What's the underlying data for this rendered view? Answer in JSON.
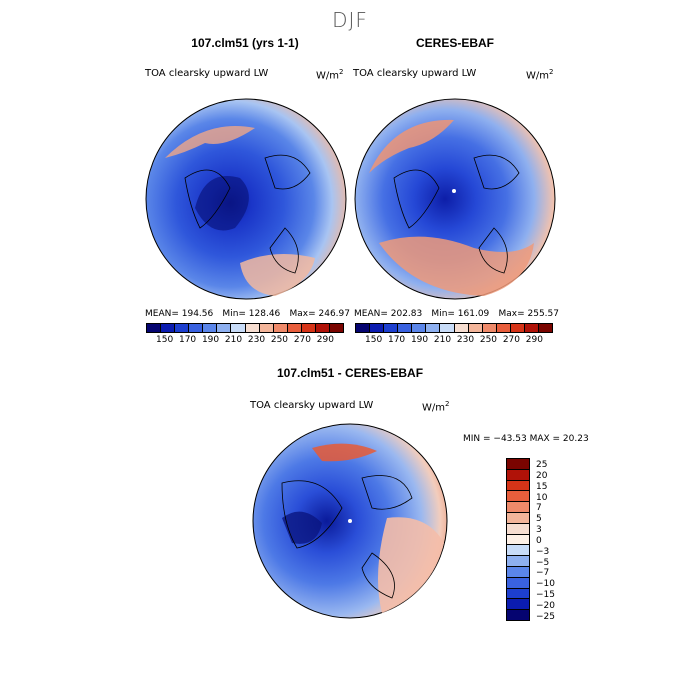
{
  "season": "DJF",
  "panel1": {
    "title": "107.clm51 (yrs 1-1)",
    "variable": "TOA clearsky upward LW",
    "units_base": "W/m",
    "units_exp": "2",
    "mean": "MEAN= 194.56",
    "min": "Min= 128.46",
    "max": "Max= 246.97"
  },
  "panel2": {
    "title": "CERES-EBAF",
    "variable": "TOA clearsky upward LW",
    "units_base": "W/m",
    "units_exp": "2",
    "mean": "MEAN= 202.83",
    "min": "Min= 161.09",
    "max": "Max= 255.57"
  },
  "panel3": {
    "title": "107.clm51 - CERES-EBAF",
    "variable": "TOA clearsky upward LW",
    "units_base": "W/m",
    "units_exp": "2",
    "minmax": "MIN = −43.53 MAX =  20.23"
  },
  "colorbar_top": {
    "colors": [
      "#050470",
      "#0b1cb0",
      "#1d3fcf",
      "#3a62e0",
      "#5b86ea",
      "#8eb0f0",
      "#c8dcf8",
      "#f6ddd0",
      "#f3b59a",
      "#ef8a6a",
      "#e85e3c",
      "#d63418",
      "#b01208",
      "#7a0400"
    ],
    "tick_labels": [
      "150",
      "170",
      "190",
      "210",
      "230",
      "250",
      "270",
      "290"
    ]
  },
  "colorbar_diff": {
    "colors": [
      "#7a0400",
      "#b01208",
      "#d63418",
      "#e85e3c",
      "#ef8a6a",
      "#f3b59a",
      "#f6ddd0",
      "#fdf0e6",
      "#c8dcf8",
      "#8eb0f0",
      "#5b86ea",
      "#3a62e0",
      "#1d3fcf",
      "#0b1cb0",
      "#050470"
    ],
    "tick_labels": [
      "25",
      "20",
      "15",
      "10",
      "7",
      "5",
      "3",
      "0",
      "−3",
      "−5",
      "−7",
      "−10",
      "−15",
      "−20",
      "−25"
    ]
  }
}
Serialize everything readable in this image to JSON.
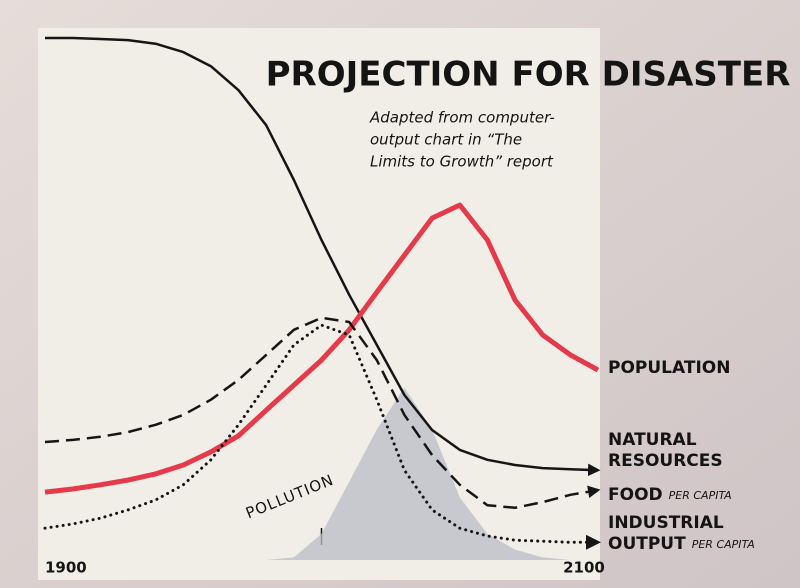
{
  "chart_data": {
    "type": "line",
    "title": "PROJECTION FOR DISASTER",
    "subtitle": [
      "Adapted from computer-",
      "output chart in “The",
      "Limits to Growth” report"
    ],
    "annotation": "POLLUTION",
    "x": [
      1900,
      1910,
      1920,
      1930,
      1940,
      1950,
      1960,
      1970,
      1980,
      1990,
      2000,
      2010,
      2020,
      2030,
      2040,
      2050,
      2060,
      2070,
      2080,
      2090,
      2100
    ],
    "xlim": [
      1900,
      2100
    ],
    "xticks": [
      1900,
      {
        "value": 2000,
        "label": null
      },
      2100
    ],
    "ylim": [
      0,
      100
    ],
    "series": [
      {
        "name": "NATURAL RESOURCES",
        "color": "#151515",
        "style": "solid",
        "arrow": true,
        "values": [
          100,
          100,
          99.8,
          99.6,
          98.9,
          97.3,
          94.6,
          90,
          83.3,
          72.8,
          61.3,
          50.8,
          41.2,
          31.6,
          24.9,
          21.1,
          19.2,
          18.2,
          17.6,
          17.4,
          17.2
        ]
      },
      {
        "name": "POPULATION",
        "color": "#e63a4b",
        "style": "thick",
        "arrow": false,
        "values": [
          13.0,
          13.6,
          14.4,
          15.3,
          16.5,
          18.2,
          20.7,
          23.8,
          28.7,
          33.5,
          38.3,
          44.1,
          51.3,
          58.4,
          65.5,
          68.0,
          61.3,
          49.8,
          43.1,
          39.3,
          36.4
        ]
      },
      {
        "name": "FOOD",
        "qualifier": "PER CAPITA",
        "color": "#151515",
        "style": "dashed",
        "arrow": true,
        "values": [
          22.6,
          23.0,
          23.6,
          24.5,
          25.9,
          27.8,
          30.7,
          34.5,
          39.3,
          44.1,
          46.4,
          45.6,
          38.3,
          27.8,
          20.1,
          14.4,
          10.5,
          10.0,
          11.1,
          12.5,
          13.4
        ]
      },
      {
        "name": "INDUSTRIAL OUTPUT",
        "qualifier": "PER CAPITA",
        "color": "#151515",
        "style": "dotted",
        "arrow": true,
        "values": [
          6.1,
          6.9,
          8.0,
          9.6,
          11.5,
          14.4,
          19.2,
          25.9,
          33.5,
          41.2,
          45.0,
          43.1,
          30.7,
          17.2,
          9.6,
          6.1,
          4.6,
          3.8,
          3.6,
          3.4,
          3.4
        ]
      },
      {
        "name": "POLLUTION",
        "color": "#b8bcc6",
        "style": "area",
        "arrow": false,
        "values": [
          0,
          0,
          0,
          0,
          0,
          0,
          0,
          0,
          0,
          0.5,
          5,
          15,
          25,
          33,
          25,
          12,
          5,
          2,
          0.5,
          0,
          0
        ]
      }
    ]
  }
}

SHORT TASK => Scan the records for the string "name". Copy each line in which it appears.

FINISHED ANSWER =>
        "name": "NATURAL RESOURCES",
        "name": "POPULATION",
        "name": "FOOD",
        "name": "INDUSTRIAL OUTPUT",
        "name": "POLLUTION",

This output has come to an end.